Return a copy of each line that holds the string "slope".

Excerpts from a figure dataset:
-.-.-
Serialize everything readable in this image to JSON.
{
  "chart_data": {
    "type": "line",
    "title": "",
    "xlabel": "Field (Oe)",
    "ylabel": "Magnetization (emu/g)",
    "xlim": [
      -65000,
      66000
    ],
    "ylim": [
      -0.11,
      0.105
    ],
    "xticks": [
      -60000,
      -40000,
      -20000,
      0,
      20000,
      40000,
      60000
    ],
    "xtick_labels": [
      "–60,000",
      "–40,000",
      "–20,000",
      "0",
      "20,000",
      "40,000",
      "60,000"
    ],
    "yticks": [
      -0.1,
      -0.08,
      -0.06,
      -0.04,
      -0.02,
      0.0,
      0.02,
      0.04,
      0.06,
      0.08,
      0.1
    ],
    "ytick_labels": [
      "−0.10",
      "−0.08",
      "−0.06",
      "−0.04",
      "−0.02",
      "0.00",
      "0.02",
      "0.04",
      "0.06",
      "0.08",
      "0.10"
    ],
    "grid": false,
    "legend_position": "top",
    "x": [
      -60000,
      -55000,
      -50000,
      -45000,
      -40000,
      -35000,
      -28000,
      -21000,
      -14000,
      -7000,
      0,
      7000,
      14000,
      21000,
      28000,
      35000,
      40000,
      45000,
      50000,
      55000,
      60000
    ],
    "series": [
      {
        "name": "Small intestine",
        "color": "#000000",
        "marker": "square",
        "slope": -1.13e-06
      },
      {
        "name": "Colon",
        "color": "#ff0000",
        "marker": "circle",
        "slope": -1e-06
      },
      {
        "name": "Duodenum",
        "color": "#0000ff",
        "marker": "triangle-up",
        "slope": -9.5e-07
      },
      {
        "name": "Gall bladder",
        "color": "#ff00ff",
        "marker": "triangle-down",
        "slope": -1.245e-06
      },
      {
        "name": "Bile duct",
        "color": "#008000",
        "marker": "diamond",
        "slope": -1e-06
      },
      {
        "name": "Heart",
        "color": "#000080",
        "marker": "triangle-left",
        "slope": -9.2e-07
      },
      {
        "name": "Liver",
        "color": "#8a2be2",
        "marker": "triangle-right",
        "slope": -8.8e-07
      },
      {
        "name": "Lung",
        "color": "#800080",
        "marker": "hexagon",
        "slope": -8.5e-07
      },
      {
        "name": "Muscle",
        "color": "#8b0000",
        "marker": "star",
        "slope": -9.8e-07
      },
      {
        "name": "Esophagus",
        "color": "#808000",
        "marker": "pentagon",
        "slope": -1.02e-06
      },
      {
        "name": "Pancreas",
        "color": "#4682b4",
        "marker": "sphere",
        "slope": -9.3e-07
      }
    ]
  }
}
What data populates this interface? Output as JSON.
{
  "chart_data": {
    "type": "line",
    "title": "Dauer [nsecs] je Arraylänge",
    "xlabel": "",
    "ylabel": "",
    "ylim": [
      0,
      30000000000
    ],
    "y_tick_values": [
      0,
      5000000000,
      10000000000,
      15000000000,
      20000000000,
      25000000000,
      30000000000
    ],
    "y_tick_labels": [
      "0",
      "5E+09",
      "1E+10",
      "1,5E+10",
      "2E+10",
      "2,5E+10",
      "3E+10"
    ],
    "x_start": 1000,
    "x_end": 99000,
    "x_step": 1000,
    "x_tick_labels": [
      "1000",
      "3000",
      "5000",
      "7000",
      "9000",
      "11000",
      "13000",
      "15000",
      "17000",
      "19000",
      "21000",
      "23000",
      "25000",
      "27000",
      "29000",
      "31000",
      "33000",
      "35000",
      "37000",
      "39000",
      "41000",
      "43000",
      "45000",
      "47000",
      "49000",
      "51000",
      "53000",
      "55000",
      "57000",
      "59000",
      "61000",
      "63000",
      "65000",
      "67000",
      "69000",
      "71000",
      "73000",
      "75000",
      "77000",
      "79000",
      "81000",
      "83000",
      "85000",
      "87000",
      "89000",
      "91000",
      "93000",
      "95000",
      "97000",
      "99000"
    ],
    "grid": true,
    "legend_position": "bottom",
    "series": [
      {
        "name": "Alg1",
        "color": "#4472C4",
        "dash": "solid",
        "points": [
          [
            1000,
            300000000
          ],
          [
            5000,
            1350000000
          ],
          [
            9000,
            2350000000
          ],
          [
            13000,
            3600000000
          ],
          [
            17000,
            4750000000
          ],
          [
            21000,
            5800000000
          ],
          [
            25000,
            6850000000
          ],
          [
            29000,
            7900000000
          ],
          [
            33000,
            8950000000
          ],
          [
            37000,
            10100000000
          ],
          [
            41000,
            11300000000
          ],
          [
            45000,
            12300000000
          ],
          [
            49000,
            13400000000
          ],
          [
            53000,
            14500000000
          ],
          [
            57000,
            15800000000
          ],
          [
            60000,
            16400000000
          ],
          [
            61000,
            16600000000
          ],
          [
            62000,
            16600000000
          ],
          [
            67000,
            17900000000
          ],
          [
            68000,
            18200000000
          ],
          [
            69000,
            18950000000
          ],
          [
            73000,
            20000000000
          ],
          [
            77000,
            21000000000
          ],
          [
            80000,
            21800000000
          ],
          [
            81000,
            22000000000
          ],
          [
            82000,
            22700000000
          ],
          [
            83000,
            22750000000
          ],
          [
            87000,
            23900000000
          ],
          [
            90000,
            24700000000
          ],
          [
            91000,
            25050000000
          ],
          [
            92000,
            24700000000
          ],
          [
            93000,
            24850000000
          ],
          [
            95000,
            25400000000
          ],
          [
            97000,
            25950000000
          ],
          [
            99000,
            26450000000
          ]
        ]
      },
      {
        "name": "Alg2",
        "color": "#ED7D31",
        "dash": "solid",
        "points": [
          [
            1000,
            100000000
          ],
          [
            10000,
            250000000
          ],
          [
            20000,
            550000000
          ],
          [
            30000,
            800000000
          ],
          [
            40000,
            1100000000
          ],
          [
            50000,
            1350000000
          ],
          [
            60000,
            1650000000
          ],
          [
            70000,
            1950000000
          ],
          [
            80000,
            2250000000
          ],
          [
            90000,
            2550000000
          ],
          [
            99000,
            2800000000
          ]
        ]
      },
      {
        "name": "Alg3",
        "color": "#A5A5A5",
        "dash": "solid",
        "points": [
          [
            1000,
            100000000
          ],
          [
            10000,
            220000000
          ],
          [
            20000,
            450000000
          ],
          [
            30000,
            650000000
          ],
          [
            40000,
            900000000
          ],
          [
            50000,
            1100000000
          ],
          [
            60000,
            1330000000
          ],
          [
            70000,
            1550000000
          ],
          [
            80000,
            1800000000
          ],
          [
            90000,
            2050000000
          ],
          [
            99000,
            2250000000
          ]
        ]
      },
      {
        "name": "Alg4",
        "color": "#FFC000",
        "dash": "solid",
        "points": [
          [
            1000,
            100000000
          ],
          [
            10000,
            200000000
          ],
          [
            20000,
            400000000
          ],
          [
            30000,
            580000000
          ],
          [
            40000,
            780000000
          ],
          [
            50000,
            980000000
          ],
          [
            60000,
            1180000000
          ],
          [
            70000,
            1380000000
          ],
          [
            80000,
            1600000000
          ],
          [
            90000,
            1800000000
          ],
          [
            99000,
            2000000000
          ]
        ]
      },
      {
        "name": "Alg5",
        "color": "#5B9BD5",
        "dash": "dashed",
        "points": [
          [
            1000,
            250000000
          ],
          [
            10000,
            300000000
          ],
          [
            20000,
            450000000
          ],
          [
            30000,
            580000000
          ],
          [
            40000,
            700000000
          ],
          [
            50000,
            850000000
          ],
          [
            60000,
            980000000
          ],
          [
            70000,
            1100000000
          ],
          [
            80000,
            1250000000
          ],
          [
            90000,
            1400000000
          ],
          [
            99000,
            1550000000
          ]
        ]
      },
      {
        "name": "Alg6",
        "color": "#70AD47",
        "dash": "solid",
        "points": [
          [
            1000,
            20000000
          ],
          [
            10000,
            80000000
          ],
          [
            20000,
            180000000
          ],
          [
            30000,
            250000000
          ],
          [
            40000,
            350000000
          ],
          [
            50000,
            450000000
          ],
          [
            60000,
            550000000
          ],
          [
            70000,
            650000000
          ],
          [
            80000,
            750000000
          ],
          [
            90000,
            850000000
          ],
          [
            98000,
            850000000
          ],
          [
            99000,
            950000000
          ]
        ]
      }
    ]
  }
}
-.-.-
• Response to this task
        "slope": -1.13e-06
        "slope": -1e-06
        "slope": -9.5e-07
        "slope": -1.245e-06
        "slope": -1e-06
        "slope": -9.2e-07
        "slope": -8.8e-07
        "slope": -8.5e-07
        "slope": -9.8e-07
        "slope": -1.02e-06
        "slope": -9.3e-07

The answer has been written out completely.